• Exercise:
Turn the lines below into a numbered list, skipping blank lines and leaving out the pictures.

• Given data:
=-=-=

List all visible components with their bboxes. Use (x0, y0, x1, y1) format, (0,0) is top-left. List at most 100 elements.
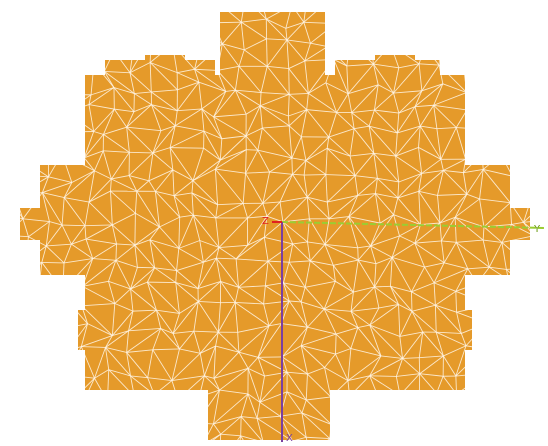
mesh-edge (70, 423, 84, 438)
mesh-edge (529, 290, 548, 304)
mesh-edge (17, 441, 21, 446)
mesh-edge (415, 22, 447, 26)
mesh-edge (21, 441, 49, 446)
mesh-edge (6, 261, 26, 267)
mesh-edge (358, 439, 372, 444)
mesh-edge (422, 0, 440, 5)
mesh-edge (43, 43, 47, 64)
mesh-edge (391, 45, 425, 47)
mesh-edge (544, 135, 548, 159)
mesh-edge (177, 5, 204, 27)
mesh-edge (24, 2, 47, 7)
mesh-edge (5, 396, 6, 418)
mesh-edge (6, 268, 23, 282)
mesh-edge (506, 269, 529, 289)
mesh-edge (257, 442, 263, 446)
mesh-edge (18, 15, 43, 48)
mesh-edge (500, 301, 507, 334)
mesh-edge (134, 396, 148, 412)
mesh-edge (45, 327, 68, 351)
mesh-edge (480, 389, 502, 414)
mesh-edge (350, 396, 379, 397)
mesh-edge (17, 329, 29, 356)
mesh-edge (21, 7, 24, 28)
mesh-edge (501, 37, 526, 49)
mesh-edge (544, 131, 548, 135)
mesh-edge (490, 49, 501, 72)
mesh-edge (68, 347, 82, 376)
mesh-edge (246, 150, 258, 151)
mesh-edge (544, 114, 548, 135)
mesh-edge (345, 0, 372, 24)
mesh-edge (69, 303, 82, 306)
mesh-edge (437, 393, 457, 394)
mesh-edge (345, 0, 347, 24)
mesh-edge (534, 415, 544, 437)
mesh-edge (151, 22, 158, 37)
mesh-edge (158, 22, 176, 27)
mesh-edge (391, 439, 393, 446)
mesh-edge (5, 396, 17, 419)
mesh-edge (415, 412, 443, 422)
mesh-edge (70, 435, 83, 438)
mesh-edge (131, 0, 155, 18)
mesh-edge (84, 392, 88, 423)
mesh-edge (531, 257, 548, 267)
mesh-edge (15, 175, 20, 196)
mesh-edge (0, 134, 7, 149)
mesh-edge (149, 412, 178, 439)
mesh-edge (531, 236, 534, 268)
mesh-edge (523, 438, 530, 446)
mesh-edge (37, 397, 72, 401)
mesh-edge (400, 395, 415, 422)
mesh-edge (61, 5, 90, 6)
mesh-edge (370, 21, 376, 42)
mesh-edge (331, 396, 350, 397)
mesh-edge (15, 397, 49, 419)
mesh-edge (172, 423, 177, 440)
y-label: Y (533, 224, 541, 235)
mesh-edge (6, 157, 17, 176)
mesh-edge (6, 176, 15, 196)
mesh-edge (133, 22, 158, 49)
mesh-edge (330, 439, 358, 446)
mesh-edge (170, 439, 178, 446)
mesh-edge (0, 149, 18, 157)
mesh-edge (17, 356, 47, 358)
mesh-edge (466, 0, 486, 27)
mesh-edge (466, 129, 479, 159)
mesh-edge (48, 130, 68, 132)
mesh-edge (129, 434, 159, 443)
mesh-edge (486, 373, 489, 396)
mesh-edge (490, 65, 508, 72)
mesh-edge (458, 23, 487, 27)
mesh-edge (39, 290, 70, 303)
mesh-edge (507, 25, 522, 28)
mesh-edge (88, 392, 108, 401)
mesh-edge (447, 22, 458, 23)
mesh-edge (0, 48, 18, 49)
mesh-edge (372, 0, 376, 21)
mesh-edge (292, 0, 307, 5)
mesh-edge (466, 0, 484, 5)
mesh-edge (534, 236, 548, 247)
mesh-edge (172, 397, 199, 423)
mesh-edge (84, 420, 110, 423)
mesh-edge (7, 81, 21, 86)
mesh-edge (17, 419, 50, 420)
mesh-edge (69, 417, 70, 438)
mesh-edge (543, 401, 548, 424)
mesh-edge (0, 309, 28, 328)
mesh-edge (544, 436, 548, 437)
mesh-edge (267, 39, 268, 67)
mesh-edge (486, 373, 504, 380)
mesh-edge (203, 0, 214, 5)
mesh-edge (107, 0, 113, 19)
mesh-edge (21, 419, 49, 440)
mesh-edge (0, 61, 7, 82)
mesh-edge (15, 397, 37, 398)
mesh-edge (439, 49, 440, 66)
mesh-edge (532, 179, 548, 180)
mesh-edge (62, 225, 85, 226)
mesh-edge (480, 414, 504, 420)
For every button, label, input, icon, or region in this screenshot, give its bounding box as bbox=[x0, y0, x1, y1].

=-=-=

• Task solution:
1. List all visible components with their bboxes. Use (x0, y0, x1, y1) format, (0,0) is top-left. List at most 100 elements.
2. mesh-edge (70, 423, 84, 438)
3. mesh-edge (529, 290, 548, 304)
4. mesh-edge (17, 441, 21, 446)
5. mesh-edge (415, 22, 447, 26)
6. mesh-edge (21, 441, 49, 446)
7. mesh-edge (6, 261, 26, 267)
8. mesh-edge (358, 439, 372, 444)
9. mesh-edge (422, 0, 440, 5)
10. mesh-edge (43, 43, 47, 64)
11. mesh-edge (391, 45, 425, 47)
12. mesh-edge (544, 135, 548, 159)
13. mesh-edge (177, 5, 204, 27)
14. mesh-edge (24, 2, 47, 7)
15. mesh-edge (5, 396, 6, 418)
16. mesh-edge (6, 268, 23, 282)
17. mesh-edge (506, 269, 529, 289)
18. mesh-edge (257, 442, 263, 446)
19. mesh-edge (18, 15, 43, 48)
20. mesh-edge (500, 301, 507, 334)
21. mesh-edge (134, 396, 148, 412)
22. mesh-edge (45, 327, 68, 351)
23. mesh-edge (480, 389, 502, 414)
24. mesh-edge (350, 396, 379, 397)
25. mesh-edge (17, 329, 29, 356)
26. mesh-edge (21, 7, 24, 28)
27. mesh-edge (501, 37, 526, 49)
28. mesh-edge (544, 131, 548, 135)
29. mesh-edge (490, 49, 501, 72)
30. mesh-edge (68, 347, 82, 376)
31. mesh-edge (246, 150, 258, 151)
32. mesh-edge (544, 114, 548, 135)
33. mesh-edge (345, 0, 372, 24)
34. mesh-edge (69, 303, 82, 306)
35. mesh-edge (437, 393, 457, 394)
36. mesh-edge (345, 0, 347, 24)
37. mesh-edge (534, 415, 544, 437)
38. mesh-edge (151, 22, 158, 37)
39. mesh-edge (158, 22, 176, 27)
40. mesh-edge (391, 439, 393, 446)
41. mesh-edge (5, 396, 17, 419)
42. mesh-edge (415, 412, 443, 422)
43. mesh-edge (70, 435, 83, 438)
44. mesh-edge (131, 0, 155, 18)
45. mesh-edge (84, 392, 88, 423)
46. mesh-edge (531, 257, 548, 267)
47. mesh-edge (15, 175, 20, 196)
48. mesh-edge (0, 134, 7, 149)
49. mesh-edge (149, 412, 178, 439)
50. mesh-edge (531, 236, 534, 268)
51. mesh-edge (523, 438, 530, 446)
52. mesh-edge (37, 397, 72, 401)
53. mesh-edge (400, 395, 415, 422)
54. mesh-edge (61, 5, 90, 6)
55. mesh-edge (370, 21, 376, 42)
56. mesh-edge (331, 396, 350, 397)
57. mesh-edge (15, 397, 49, 419)
58. mesh-edge (172, 423, 177, 440)
59. y-label: Y (533, 224, 541, 235)
60. mesh-edge (6, 157, 17, 176)
61. mesh-edge (6, 176, 15, 196)
62. mesh-edge (133, 22, 158, 49)
63. mesh-edge (330, 439, 358, 446)
64. mesh-edge (170, 439, 178, 446)
65. mesh-edge (0, 149, 18, 157)
66. mesh-edge (17, 356, 47, 358)
67. mesh-edge (466, 0, 486, 27)
68. mesh-edge (466, 129, 479, 159)
69. mesh-edge (48, 130, 68, 132)
70. mesh-edge (129, 434, 159, 443)
71. mesh-edge (486, 373, 489, 396)
72. mesh-edge (490, 65, 508, 72)
73. mesh-edge (458, 23, 487, 27)
74. mesh-edge (39, 290, 70, 303)
75. mesh-edge (507, 25, 522, 28)
76. mesh-edge (88, 392, 108, 401)
77. mesh-edge (447, 22, 458, 23)
78. mesh-edge (0, 48, 18, 49)
79. mesh-edge (372, 0, 376, 21)
80. mesh-edge (292, 0, 307, 5)
81. mesh-edge (466, 0, 484, 5)
82. mesh-edge (534, 236, 548, 247)
83. mesh-edge (172, 397, 199, 423)
84. mesh-edge (84, 420, 110, 423)
85. mesh-edge (7, 81, 21, 86)
86. mesh-edge (17, 419, 50, 420)
87. mesh-edge (69, 417, 70, 438)
88. mesh-edge (543, 401, 548, 424)
89. mesh-edge (0, 309, 28, 328)
90. mesh-edge (544, 436, 548, 437)
91. mesh-edge (267, 39, 268, 67)
92. mesh-edge (486, 373, 504, 380)
93. mesh-edge (203, 0, 214, 5)
94. mesh-edge (107, 0, 113, 19)
95. mesh-edge (21, 419, 49, 440)
96. mesh-edge (0, 61, 7, 82)
97. mesh-edge (15, 397, 37, 398)
98. mesh-edge (439, 49, 440, 66)
99. mesh-edge (532, 179, 548, 180)
100. mesh-edge (62, 225, 85, 226)
101. mesh-edge (480, 414, 504, 420)
102. For every button, label, input, icon, or region in this screenshot, give its bounding box as bbox=[x0, y0, x1, y1].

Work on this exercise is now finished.